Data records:
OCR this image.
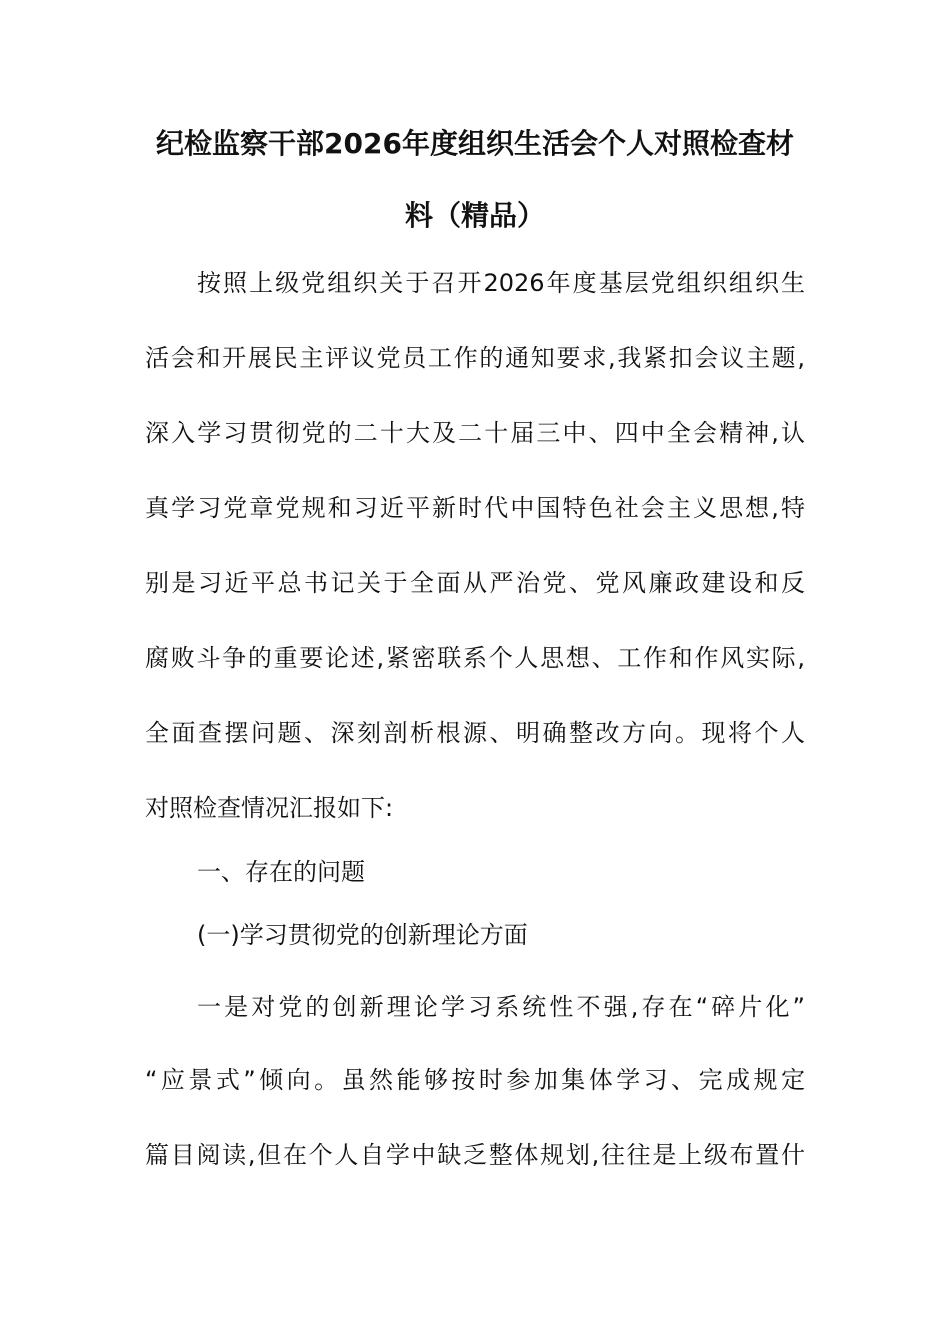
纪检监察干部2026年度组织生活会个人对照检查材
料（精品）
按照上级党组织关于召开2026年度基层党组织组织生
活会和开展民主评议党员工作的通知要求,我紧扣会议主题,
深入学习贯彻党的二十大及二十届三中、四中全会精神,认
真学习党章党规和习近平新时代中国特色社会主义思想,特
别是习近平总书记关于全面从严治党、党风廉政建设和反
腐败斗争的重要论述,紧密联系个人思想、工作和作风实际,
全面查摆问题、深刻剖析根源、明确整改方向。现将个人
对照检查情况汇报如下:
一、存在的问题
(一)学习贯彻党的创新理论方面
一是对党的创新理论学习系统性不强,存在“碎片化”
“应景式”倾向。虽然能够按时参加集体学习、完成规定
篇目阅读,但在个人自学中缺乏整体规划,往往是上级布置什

...

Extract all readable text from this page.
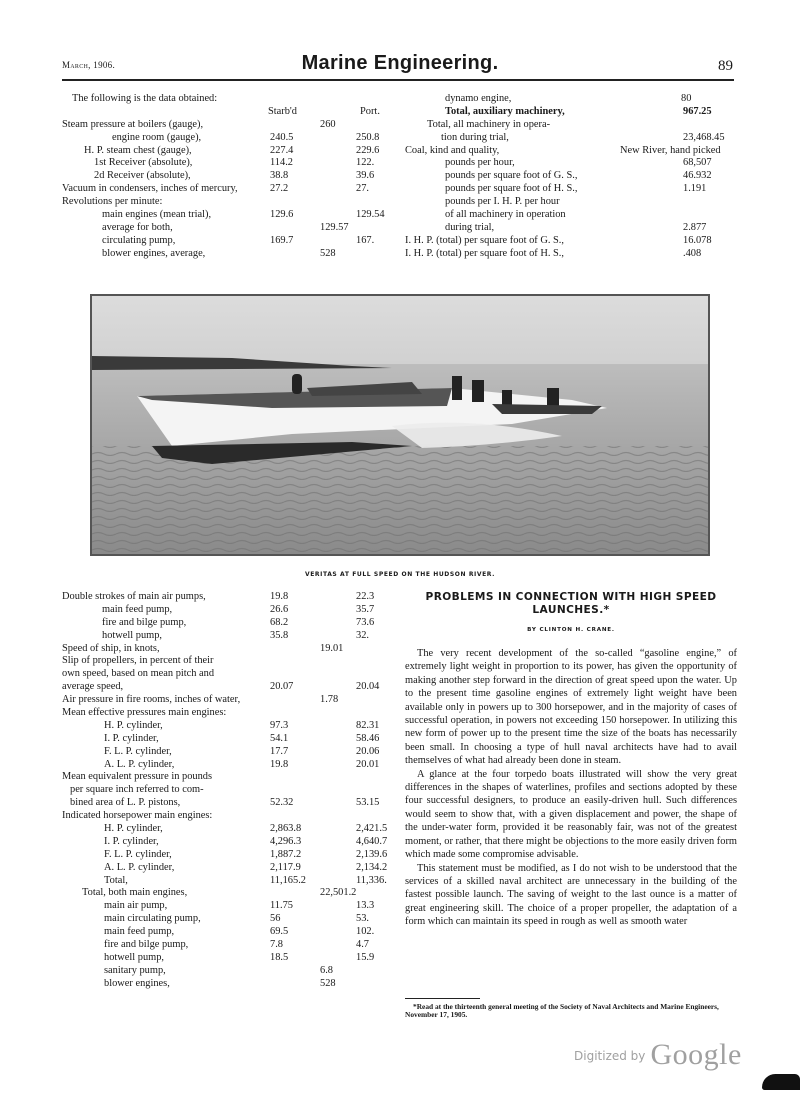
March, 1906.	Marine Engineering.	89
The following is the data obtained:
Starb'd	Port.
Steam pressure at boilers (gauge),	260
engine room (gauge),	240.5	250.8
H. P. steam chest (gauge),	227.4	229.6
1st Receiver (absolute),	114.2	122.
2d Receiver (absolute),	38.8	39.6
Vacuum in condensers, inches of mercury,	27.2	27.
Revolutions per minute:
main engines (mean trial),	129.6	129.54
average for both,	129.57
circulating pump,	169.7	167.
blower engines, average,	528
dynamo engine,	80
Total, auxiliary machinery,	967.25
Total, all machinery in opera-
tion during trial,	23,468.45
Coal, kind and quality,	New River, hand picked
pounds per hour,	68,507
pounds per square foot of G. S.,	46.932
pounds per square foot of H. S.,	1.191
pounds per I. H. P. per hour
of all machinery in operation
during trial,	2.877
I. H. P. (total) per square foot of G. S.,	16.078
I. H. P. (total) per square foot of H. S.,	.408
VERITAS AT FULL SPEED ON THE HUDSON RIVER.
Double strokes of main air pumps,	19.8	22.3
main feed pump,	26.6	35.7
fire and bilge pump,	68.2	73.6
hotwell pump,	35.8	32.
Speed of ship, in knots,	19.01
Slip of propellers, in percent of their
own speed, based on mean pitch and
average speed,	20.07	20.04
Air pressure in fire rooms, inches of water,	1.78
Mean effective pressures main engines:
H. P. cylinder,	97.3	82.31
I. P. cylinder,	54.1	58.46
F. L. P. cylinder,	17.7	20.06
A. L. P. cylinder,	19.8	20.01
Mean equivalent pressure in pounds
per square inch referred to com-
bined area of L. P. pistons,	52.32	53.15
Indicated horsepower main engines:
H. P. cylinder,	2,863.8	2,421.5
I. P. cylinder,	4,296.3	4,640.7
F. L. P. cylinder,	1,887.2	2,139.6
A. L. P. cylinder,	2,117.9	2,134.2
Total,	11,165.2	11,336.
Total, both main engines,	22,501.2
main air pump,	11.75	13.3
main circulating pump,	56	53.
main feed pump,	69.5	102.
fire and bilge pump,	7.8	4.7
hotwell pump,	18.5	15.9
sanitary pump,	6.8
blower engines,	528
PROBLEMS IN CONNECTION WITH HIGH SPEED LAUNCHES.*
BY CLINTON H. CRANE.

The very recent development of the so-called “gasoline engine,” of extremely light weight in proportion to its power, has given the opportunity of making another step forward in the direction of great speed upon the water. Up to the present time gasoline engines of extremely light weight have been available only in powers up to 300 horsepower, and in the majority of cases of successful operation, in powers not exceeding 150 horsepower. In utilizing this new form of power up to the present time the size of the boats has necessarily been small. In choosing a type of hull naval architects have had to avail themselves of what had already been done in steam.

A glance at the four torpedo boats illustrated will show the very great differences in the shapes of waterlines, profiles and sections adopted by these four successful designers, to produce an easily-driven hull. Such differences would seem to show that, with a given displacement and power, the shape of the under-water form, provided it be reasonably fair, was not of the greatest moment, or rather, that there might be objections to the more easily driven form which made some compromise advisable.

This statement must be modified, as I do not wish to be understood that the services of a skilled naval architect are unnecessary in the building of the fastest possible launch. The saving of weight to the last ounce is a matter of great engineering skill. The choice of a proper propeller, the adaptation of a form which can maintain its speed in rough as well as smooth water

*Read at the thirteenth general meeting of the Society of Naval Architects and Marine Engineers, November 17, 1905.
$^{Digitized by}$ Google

...

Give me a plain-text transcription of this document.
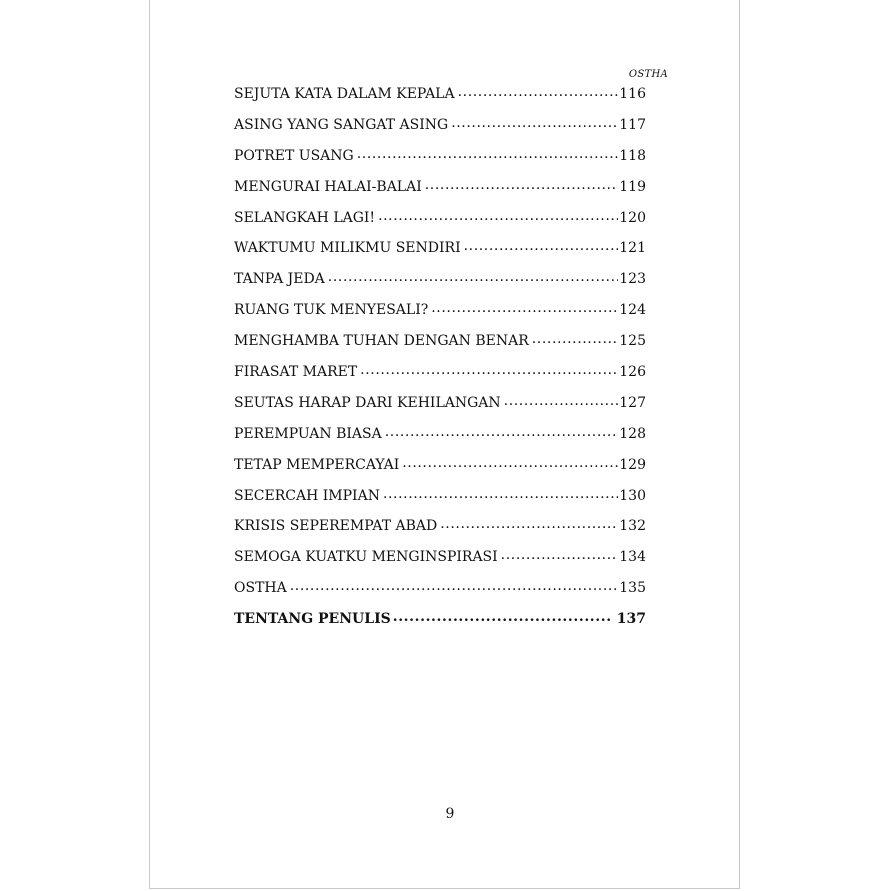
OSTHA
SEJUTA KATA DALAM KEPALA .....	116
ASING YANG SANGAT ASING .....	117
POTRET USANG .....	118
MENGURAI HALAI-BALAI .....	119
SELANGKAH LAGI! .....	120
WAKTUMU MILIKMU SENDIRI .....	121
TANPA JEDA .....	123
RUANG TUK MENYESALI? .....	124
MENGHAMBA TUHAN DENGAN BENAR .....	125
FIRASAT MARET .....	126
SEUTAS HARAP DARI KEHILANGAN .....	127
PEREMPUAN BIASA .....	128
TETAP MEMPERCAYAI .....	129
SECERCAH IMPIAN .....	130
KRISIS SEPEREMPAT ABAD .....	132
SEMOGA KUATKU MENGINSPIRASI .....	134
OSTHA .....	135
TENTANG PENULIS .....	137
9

● **Short task**: Look through the entries above and report each line where the string "fire" occurs.

● **Output of the exercise**:
fire and bilge pump,	68.2	73.6
Air pressure in fire rooms, inches of water,	1.78
fire and bilge pump,	7.8	4.7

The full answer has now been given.